Task goal: How many lines of the entries below include the word "Quand"? Answer with the number alone.

Provided information:

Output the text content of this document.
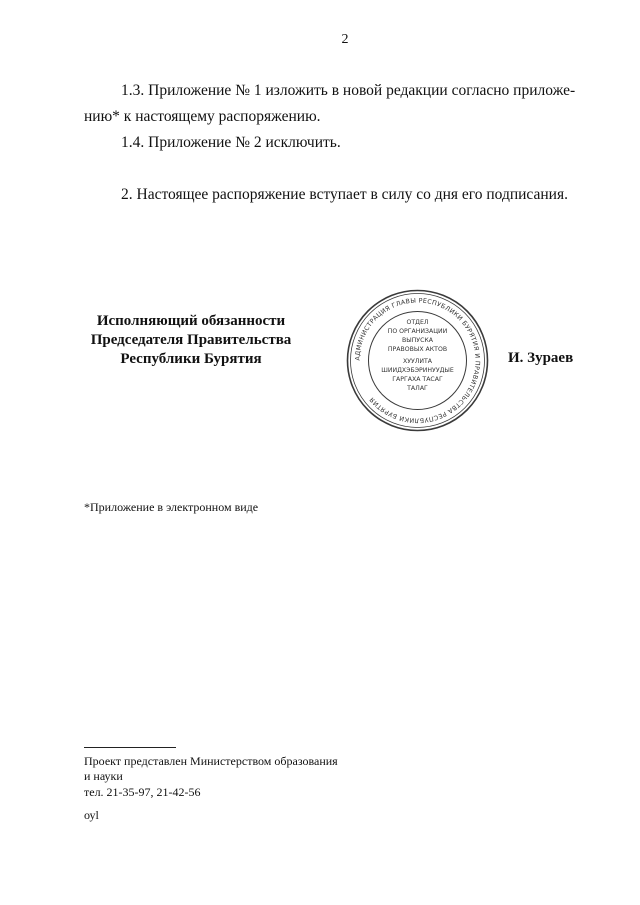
2
1.3. Приложение № 1 изложить в новой редакции согласно приложе-
нию* к настоящему распоряжению.
1.4. Приложение № 2 исключить.
2. Настоящее распоряжение вступает в силу со дня его подписания.
Исполняющий обязанности
Председателя Правительства
Республики Бурятия	АДМИНИСТРАЦИЯ ГЛАВЫ РЕСПУБЛИКИ БУРЯТИЯ И ПРАВИТЕЛЬСТВА РЕСПУБЛИКИ БУРЯТИЯ
ОТДЕЛ
ПО ОРГАНИЗАЦИИ
ВЫПУСКА
ПРАВОВЫХ АКТОВ
ХУУЛИТА
ШИИДХЭБЭРИНУУДЫЕ
ГАРГАХА ТАСАГ
ТАЛАГ
И. Зураев
*Приложение в электронном виде
Проект представлен Министерством образования
и науки
тел. 21-35-97, 21-42-56
оуl
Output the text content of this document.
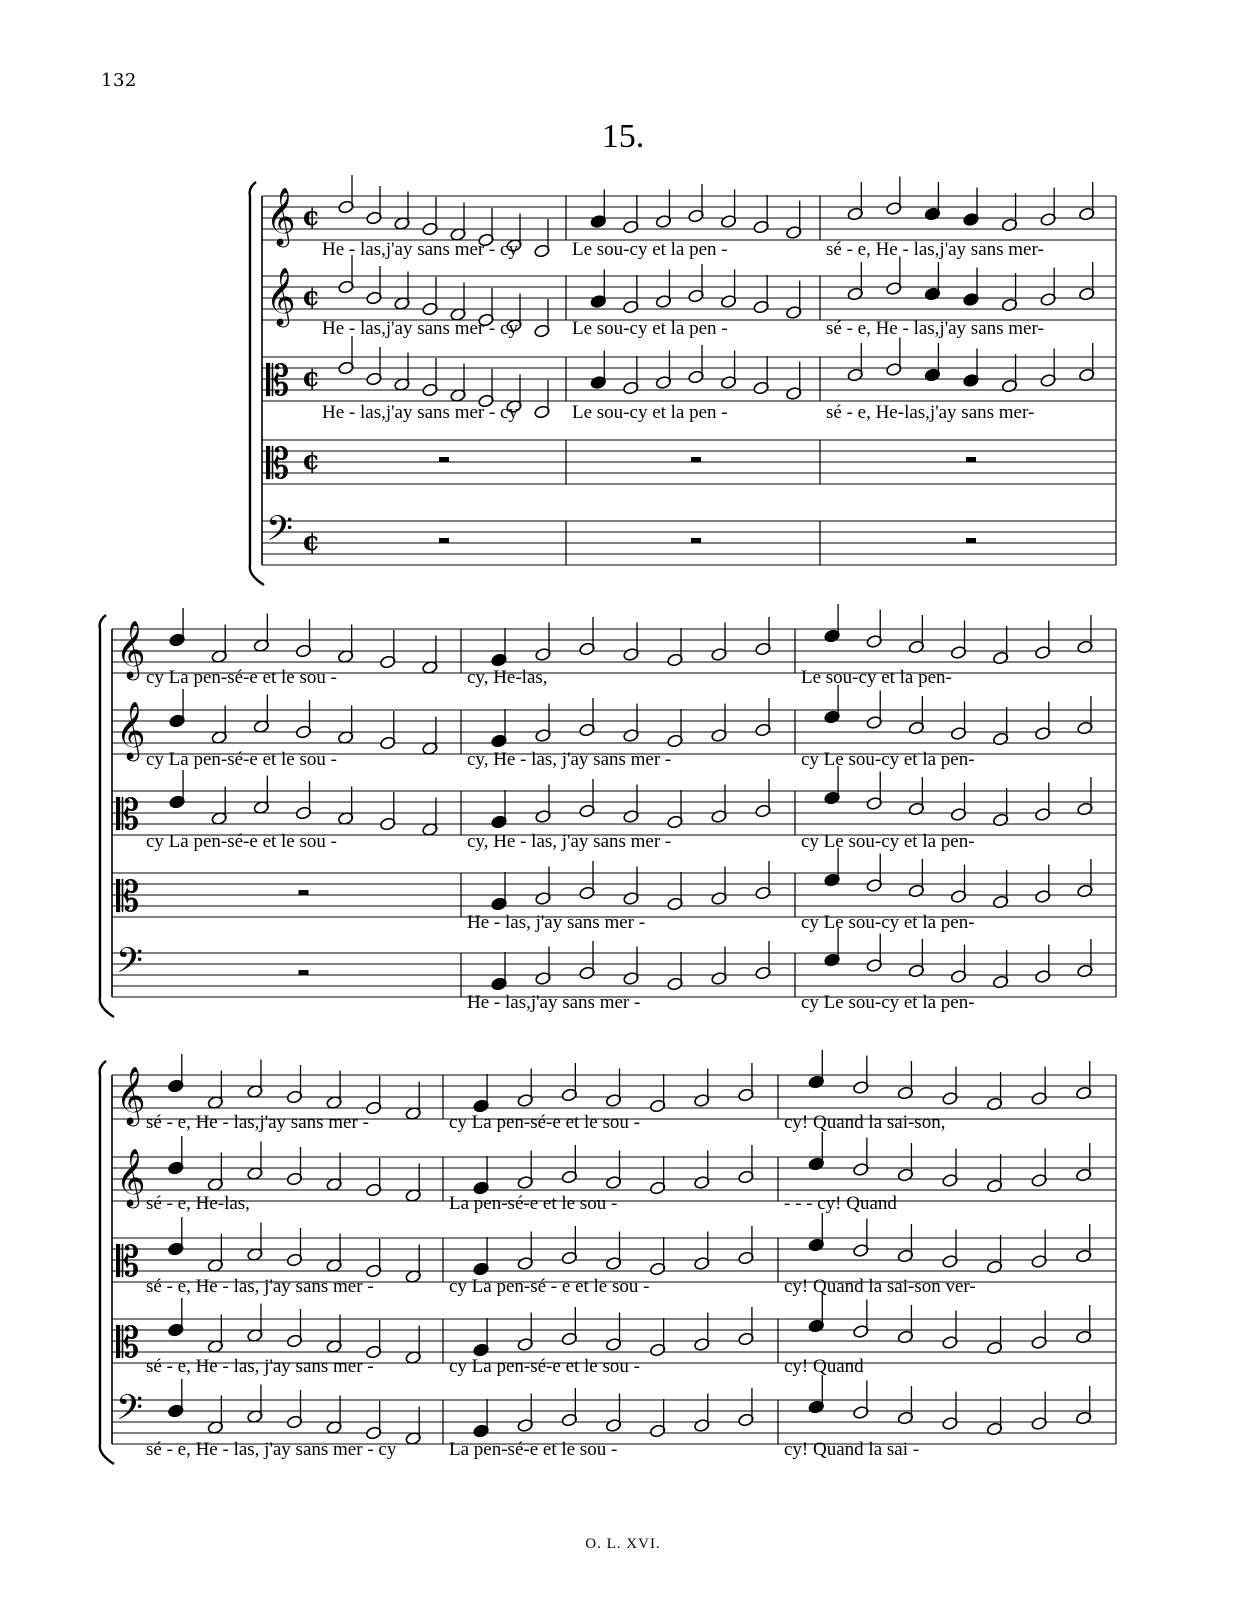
132
15.
O. L. XVI.
𝄞 ¢
He - las,j'ay sans mer - cy	Le sou-cy et la pen -	sé - e, He - las,j'ay sans mer-
𝄞 ¢
He - las,j'ay sans mer - cy	Le sou-cy et la pen -	sé - e, He - las,j'ay sans mer-
𝄡 ¢
He - las,j'ay sans mer - cy	Le sou-cy et la pen -	sé - e, He-las,j'ay sans mer-
𝄡 ¢
𝄢 ¢
𝄞 cy La pen-sé-e et le sou -	cy, He-las,	Le sou-cy et la pen-
𝄞
cy La pen-sé-e et le sou -	cy, He - las, j'ay sans mer -	cy Le sou-cy et la pen-
𝄡
cy La pen-sé-e et le sou -	cy, He - las, j'ay sans mer -	cy Le sou-cy et la pen-
𝄡
He - las, j'ay sans mer -	cy Le sou-cy et la pen-
𝄢
He - las,j'ay sans mer -	cy Le sou-cy et la pen-
𝄞 sé - e, He - las,j'ay sans mer -	cy La pen-sé-e et le sou -	cy! Quand la sai-son,
𝄞 sé - e, He-las,	La pen-sé-e et le sou -	- - - cy! Quand
𝄡
sé - e, He - las, j'ay sans mer -	cy La pen-sé - e et le sou -	cy! Quand la sai-son ver-
𝄡 sé - e, He - las, j'ay sans mer -	cy La pen-sé-e et le sou -	cy! Quand
𝄢
sé - e, He - las, j'ay sans mer - cy	La pen-sé-e et le sou -	cy! Quand la sai -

Result of this task: 5